Records excerpted from a collection
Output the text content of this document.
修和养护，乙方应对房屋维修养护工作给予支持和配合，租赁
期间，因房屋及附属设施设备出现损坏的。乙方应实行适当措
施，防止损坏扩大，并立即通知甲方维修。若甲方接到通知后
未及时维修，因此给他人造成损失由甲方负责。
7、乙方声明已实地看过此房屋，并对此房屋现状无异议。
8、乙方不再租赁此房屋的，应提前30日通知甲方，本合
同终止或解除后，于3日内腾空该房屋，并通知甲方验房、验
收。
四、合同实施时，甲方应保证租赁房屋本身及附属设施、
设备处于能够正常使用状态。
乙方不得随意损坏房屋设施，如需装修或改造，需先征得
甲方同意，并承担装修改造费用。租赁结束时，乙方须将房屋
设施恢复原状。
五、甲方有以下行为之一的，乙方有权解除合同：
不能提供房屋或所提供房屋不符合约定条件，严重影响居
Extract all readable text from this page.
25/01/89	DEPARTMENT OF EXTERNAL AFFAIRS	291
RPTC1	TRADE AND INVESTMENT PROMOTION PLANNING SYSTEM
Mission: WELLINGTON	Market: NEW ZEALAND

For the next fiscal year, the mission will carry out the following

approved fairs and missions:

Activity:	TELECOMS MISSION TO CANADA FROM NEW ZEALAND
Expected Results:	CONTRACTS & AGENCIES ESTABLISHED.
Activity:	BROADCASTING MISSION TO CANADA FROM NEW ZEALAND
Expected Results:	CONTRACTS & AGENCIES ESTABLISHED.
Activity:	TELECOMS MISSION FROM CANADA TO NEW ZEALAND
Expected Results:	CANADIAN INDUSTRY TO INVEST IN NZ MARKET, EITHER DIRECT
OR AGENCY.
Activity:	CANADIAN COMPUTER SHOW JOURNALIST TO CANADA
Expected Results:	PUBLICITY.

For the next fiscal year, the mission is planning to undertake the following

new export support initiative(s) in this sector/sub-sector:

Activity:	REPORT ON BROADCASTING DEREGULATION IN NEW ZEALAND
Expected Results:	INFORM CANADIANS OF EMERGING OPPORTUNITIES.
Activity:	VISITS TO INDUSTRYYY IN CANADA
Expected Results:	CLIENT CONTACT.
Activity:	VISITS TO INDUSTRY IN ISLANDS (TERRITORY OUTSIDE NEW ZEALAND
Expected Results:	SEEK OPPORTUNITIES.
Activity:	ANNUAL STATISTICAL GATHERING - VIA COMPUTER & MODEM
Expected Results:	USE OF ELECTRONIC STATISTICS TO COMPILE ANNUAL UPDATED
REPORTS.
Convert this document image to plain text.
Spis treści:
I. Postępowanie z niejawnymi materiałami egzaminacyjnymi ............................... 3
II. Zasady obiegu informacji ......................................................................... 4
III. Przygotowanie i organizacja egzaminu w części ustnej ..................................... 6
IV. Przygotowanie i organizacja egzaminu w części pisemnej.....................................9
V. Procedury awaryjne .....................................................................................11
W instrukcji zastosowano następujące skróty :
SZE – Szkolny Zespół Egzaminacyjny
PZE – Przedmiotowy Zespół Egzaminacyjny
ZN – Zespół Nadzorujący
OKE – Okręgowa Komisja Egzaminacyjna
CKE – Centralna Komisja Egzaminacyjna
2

= Exercise aim =
Copy out every line in the listing where the word "COMPUTER" appears.

= Solved exercise =
Activity:	CANADIAN COMPUTER SHOW JOURNALIST TO CANADA
Activity:	ANNUAL STATISTICAL GATHERING - VIA COMPUTER & MODEM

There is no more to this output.